** BEGIN Task data **
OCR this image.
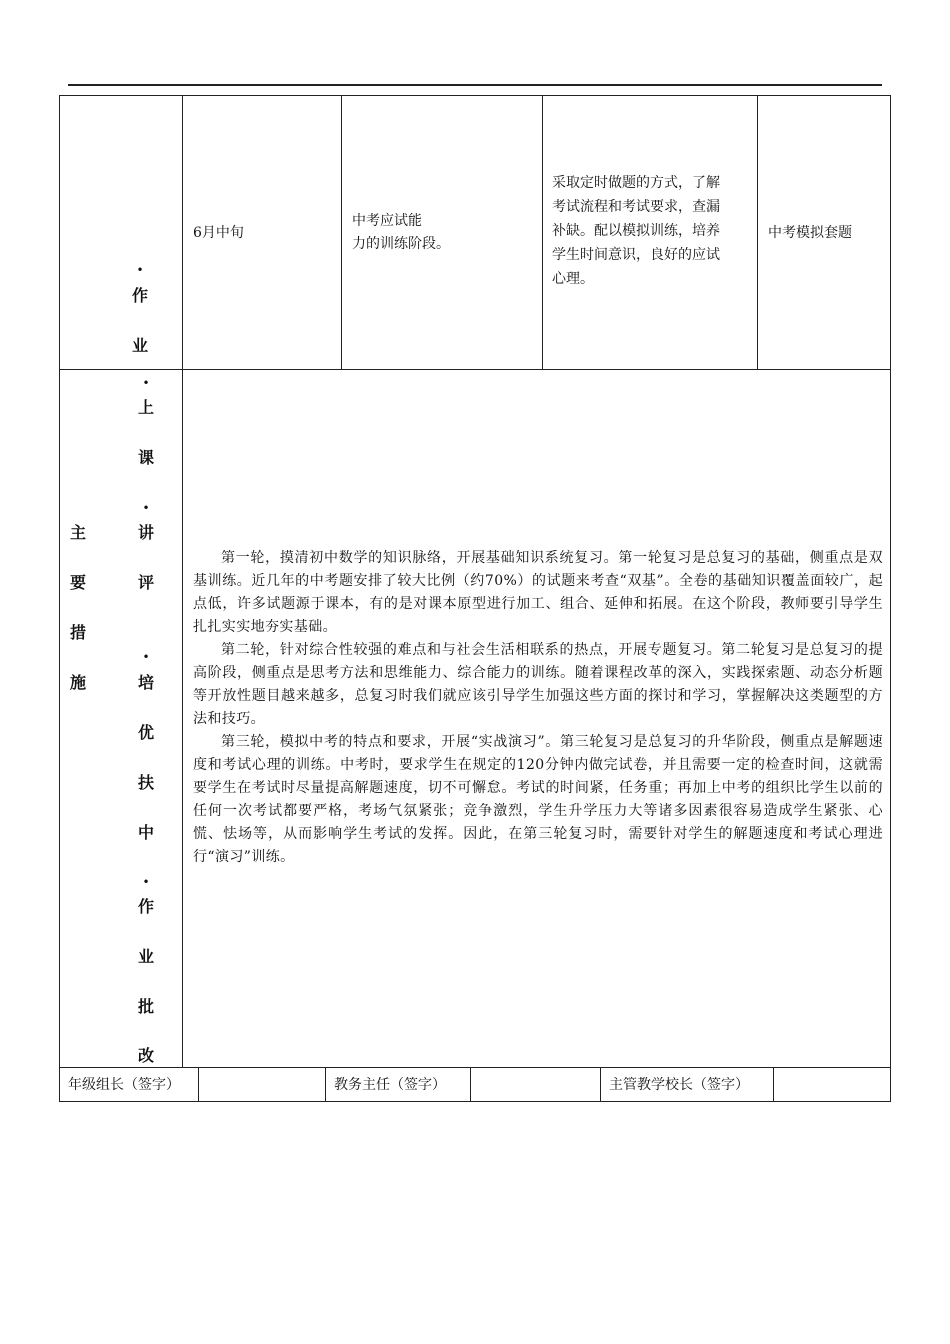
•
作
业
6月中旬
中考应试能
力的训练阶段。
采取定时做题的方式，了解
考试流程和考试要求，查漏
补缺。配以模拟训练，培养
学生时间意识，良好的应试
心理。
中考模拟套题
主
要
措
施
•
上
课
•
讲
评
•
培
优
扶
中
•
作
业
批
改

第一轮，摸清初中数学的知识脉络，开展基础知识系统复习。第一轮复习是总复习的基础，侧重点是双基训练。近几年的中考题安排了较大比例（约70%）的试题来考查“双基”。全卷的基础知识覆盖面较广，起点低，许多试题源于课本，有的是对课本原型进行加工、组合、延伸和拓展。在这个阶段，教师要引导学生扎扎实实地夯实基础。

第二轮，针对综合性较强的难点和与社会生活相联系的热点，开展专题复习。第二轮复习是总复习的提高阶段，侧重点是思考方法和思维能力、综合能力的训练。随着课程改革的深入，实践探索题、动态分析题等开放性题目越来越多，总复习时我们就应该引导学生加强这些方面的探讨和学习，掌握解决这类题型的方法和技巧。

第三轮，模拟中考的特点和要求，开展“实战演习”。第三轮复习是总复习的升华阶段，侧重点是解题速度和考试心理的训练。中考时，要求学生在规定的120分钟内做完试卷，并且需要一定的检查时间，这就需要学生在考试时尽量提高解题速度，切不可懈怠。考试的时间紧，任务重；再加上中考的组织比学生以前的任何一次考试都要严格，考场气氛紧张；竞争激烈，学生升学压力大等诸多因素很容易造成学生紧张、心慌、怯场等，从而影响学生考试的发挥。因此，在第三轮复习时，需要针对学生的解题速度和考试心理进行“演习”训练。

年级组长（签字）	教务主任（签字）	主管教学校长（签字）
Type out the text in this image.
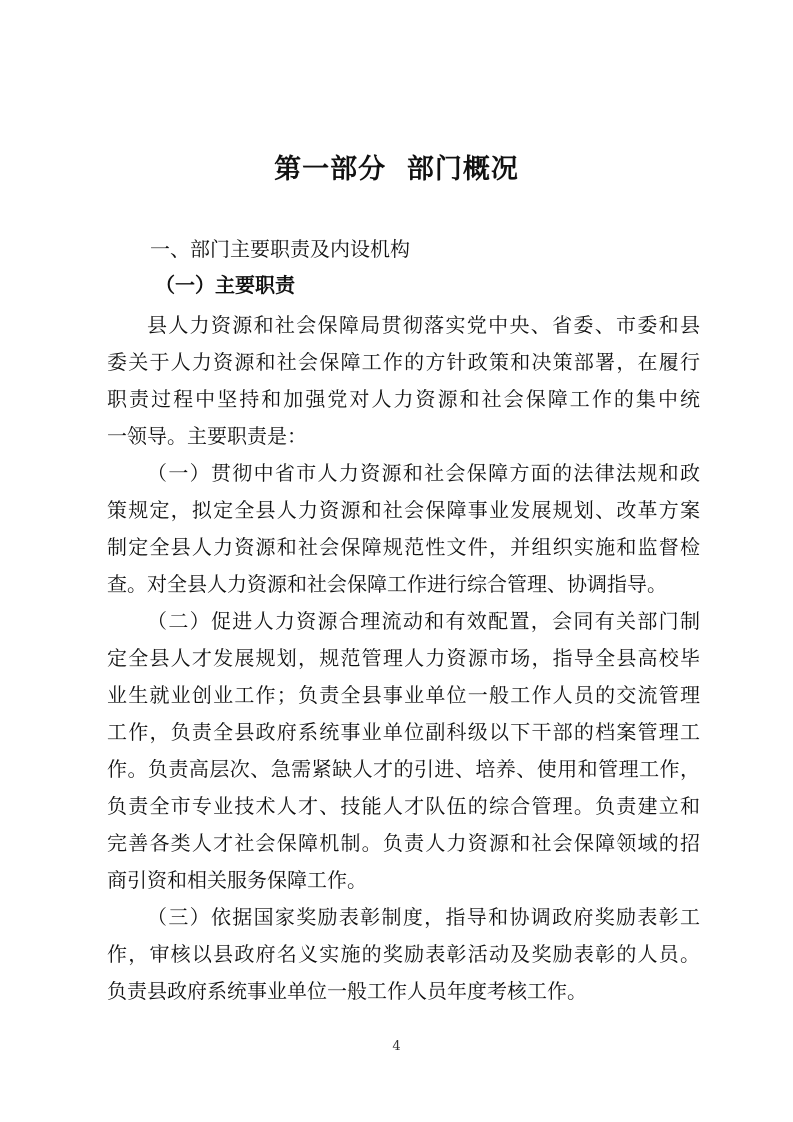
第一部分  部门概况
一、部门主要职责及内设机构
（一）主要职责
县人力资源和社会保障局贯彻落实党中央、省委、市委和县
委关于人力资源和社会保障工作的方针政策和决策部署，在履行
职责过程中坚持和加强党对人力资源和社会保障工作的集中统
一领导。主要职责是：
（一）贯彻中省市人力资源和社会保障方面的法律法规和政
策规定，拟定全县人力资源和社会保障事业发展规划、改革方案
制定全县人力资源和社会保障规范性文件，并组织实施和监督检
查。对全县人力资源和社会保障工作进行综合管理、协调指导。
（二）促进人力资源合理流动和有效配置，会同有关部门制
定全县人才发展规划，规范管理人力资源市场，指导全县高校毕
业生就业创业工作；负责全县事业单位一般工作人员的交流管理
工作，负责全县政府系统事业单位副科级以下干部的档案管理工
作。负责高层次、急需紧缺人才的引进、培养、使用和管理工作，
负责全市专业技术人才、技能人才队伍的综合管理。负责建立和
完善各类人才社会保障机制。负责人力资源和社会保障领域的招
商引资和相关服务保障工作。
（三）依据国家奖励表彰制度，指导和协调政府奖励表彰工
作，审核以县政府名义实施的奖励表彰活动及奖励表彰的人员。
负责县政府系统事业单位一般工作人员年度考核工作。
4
** END Task data **
* **Aim of the task**:
In your copy of the listing above, reproduce each line exactly and omit all pictures.

* **Result of this exercise**:
OCR this image.
•
作
业
6月中旬
中考应试能
力的训练阶段。
采取定时做题的方式，了解
考试流程和考试要求，查漏
补缺。配以模拟训练，培养
学生时间意识，良好的应试
心理。
中考模拟套题
主
要
措
施
•
上
课
•
讲
评
•
培
优
扶
中
•
作
业
批
改

第一轮，摸清初中数学的知识脉络，开展基础知识系统复习。第一轮复习是总复习的基础，侧重点是双基训练。近几年的中考题安排了较大比例（约70%）的试题来考查“双基”。全卷的基础知识覆盖面较广，起点低，许多试题源于课本，有的是对课本原型进行加工、组合、延伸和拓展。在这个阶段，教师要引导学生扎扎实实地夯实基础。

第二轮，针对综合性较强的难点和与社会生活相联系的热点，开展专题复习。第二轮复习是总复习的提高阶段，侧重点是思考方法和思维能力、综合能力的训练。随着课程改革的深入，实践探索题、动态分析题等开放性题目越来越多，总复习时我们就应该引导学生加强这些方面的探讨和学习，掌握解决这类题型的方法和技巧。

第三轮，模拟中考的特点和要求，开展“实战演习”。第三轮复习是总复习的升华阶段，侧重点是解题速度和考试心理的训练。中考时，要求学生在规定的120分钟内做完试卷，并且需要一定的检查时间，这就需要学生在考试时尽量提高解题速度，切不可懈怠。考试的时间紧，任务重；再加上中考的组织比学生以前的任何一次考试都要严格，考场气氛紧张；竞争激烈，学生升学压力大等诸多因素很容易造成学生紧张、心慌、怯场等，从而影响学生考试的发挥。因此，在第三轮复习时，需要针对学生的解题速度和考试心理进行“演习”训练。

年级组长（签字）	教务主任（签字）	主管教学校长（签字）
Type out the text in this image.
第一部分  部门概况
一、部门主要职责及内设机构
（一）主要职责
县人力资源和社会保障局贯彻落实党中央、省委、市委和县
委关于人力资源和社会保障工作的方针政策和决策部署，在履行
职责过程中坚持和加强党对人力资源和社会保障工作的集中统
一领导。主要职责是：
（一）贯彻中省市人力资源和社会保障方面的法律法规和政
策规定，拟定全县人力资源和社会保障事业发展规划、改革方案
制定全县人力资源和社会保障规范性文件，并组织实施和监督检
查。对全县人力资源和社会保障工作进行综合管理、协调指导。
（二）促进人力资源合理流动和有效配置，会同有关部门制
定全县人才发展规划，规范管理人力资源市场，指导全县高校毕
业生就业创业工作；负责全县事业单位一般工作人员的交流管理
工作，负责全县政府系统事业单位副科级以下干部的档案管理工
作。负责高层次、急需紧缺人才的引进、培养、使用和管理工作，
负责全市专业技术人才、技能人才队伍的综合管理。负责建立和
完善各类人才社会保障机制。负责人力资源和社会保障领域的招
商引资和相关服务保障工作。
（三）依据国家奖励表彰制度，指导和协调政府奖励表彰工
作，审核以县政府名义实施的奖励表彰活动及奖励表彰的人员。
负责县政府系统事业单位一般工作人员年度考核工作。
4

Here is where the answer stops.